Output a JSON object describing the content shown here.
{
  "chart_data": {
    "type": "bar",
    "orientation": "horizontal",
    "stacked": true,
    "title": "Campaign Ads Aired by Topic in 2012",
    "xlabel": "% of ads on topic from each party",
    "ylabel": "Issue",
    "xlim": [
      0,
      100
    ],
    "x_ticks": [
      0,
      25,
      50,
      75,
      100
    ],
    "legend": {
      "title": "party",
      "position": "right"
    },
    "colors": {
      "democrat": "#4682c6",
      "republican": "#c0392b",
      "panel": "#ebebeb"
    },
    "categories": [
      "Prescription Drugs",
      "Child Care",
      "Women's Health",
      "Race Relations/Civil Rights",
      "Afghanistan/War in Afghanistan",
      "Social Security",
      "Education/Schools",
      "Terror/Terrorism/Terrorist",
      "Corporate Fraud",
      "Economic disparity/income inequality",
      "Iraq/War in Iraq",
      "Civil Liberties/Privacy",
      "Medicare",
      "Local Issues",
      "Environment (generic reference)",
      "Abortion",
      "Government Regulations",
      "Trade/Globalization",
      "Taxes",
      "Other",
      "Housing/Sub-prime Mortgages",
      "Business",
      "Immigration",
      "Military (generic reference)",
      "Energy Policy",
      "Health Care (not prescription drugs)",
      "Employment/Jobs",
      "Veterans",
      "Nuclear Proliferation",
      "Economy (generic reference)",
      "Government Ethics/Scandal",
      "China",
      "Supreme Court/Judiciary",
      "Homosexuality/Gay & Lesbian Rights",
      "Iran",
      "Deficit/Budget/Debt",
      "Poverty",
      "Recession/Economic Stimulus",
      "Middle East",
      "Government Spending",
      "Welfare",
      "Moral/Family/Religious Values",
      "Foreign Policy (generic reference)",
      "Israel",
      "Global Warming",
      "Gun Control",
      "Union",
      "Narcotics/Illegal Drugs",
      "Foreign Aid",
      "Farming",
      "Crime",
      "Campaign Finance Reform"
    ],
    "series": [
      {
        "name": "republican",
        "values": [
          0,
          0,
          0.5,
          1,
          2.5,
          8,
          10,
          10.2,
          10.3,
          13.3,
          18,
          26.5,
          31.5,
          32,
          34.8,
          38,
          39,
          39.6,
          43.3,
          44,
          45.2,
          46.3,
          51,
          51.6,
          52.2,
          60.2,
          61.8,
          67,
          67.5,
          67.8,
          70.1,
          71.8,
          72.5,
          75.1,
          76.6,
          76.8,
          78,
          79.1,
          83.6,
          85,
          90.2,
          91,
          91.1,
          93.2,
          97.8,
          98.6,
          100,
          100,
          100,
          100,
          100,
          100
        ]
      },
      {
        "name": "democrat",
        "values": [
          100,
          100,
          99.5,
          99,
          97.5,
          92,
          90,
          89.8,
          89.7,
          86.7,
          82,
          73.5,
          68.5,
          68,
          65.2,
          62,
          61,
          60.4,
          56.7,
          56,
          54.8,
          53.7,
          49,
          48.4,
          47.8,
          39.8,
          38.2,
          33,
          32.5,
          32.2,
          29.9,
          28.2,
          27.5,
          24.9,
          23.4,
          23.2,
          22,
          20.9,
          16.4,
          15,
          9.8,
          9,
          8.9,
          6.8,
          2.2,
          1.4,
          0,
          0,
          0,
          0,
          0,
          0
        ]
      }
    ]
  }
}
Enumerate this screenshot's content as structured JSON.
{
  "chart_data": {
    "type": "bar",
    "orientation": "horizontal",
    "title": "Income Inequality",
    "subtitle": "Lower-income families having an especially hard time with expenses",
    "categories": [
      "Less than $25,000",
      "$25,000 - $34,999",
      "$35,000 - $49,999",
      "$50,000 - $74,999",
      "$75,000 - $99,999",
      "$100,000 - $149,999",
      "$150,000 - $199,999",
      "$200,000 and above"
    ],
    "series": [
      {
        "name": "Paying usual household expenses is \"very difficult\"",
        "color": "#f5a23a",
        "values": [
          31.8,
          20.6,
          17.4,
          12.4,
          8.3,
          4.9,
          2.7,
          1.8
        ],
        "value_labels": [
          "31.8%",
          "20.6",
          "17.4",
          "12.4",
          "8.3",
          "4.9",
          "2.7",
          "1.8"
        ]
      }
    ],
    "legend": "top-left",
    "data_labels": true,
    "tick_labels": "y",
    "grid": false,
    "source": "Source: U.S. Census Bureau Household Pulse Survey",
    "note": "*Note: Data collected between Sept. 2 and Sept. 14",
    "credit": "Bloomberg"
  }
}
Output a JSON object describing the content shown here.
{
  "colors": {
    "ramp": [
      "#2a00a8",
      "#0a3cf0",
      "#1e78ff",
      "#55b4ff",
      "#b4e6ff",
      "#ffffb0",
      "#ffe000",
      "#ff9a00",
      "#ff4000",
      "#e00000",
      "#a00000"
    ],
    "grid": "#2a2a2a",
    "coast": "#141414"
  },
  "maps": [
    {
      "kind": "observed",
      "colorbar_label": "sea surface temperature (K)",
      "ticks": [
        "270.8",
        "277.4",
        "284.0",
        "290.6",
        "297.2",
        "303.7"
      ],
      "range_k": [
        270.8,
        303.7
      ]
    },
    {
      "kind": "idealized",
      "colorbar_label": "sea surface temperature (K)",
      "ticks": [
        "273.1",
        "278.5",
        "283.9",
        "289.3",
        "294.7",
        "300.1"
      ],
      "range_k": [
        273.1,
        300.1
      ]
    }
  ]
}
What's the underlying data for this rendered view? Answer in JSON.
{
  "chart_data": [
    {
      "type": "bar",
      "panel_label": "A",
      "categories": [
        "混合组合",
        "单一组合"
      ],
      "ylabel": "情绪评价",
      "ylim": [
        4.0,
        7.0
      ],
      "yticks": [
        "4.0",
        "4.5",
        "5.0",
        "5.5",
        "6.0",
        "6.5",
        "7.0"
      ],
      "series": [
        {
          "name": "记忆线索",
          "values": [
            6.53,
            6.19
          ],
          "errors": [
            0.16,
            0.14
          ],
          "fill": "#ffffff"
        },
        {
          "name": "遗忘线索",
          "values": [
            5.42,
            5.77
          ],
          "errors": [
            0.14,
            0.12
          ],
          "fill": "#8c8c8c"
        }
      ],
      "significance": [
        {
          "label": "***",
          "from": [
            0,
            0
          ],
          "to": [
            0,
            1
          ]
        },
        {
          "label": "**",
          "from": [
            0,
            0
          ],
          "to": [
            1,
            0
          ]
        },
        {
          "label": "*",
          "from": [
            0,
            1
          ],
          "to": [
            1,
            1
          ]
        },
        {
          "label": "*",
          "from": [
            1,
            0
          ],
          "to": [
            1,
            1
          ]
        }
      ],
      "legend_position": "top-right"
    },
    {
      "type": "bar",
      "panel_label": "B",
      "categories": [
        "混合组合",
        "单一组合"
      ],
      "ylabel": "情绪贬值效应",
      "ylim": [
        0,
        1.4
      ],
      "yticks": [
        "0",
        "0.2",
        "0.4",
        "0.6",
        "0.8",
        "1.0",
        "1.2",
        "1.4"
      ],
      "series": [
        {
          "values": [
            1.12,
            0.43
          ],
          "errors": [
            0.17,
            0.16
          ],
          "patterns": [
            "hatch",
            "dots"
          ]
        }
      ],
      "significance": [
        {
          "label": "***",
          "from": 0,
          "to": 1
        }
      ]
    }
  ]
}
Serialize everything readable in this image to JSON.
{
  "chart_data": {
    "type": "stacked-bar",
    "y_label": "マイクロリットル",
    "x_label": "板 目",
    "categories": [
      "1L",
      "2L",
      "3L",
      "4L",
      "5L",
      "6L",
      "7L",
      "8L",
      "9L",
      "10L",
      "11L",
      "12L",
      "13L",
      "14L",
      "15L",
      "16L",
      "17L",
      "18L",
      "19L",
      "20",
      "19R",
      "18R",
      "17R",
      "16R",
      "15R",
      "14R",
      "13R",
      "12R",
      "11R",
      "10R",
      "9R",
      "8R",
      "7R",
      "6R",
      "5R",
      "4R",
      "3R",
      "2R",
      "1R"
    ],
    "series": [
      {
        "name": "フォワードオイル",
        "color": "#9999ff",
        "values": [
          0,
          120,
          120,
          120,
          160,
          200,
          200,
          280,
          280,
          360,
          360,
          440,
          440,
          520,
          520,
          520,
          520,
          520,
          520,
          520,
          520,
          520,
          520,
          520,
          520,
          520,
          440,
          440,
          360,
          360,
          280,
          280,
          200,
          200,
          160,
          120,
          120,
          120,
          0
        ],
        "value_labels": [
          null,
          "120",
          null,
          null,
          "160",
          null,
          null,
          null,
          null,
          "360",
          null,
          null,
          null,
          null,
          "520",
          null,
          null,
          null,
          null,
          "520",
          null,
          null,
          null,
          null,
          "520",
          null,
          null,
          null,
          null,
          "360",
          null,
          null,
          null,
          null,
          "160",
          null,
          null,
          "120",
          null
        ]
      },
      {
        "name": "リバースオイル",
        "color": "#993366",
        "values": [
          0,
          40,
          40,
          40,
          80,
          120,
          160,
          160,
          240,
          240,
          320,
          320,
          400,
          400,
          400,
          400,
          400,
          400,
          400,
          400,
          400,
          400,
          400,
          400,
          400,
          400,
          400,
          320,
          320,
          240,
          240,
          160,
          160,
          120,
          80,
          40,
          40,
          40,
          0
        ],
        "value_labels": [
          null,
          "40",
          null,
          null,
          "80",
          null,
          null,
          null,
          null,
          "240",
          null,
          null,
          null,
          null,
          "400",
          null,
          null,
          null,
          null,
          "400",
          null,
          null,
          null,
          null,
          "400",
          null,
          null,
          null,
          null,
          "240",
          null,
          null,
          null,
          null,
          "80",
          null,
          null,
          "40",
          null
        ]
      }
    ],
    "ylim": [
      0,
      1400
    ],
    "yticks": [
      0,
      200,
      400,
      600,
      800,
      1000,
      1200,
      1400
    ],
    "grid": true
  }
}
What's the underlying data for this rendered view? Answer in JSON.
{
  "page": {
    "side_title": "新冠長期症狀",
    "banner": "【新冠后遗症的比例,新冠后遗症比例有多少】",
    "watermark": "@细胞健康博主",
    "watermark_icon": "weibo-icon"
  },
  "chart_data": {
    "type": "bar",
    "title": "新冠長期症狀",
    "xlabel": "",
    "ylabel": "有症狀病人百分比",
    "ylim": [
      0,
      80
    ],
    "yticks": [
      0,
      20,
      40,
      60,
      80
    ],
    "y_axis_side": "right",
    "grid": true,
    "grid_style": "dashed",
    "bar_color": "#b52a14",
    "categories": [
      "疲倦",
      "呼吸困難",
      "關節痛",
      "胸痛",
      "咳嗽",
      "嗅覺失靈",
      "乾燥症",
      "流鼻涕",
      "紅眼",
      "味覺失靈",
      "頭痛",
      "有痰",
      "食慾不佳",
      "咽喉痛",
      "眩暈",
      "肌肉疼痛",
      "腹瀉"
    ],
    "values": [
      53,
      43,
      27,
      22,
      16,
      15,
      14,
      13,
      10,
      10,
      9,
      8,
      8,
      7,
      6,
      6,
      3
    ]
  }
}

▶ [EXERCISE INSTRUCTIONS]
In the entries above, count each line holding "generic" and report the total and nothing more.

▶ [EXPECTED ANSWER]
4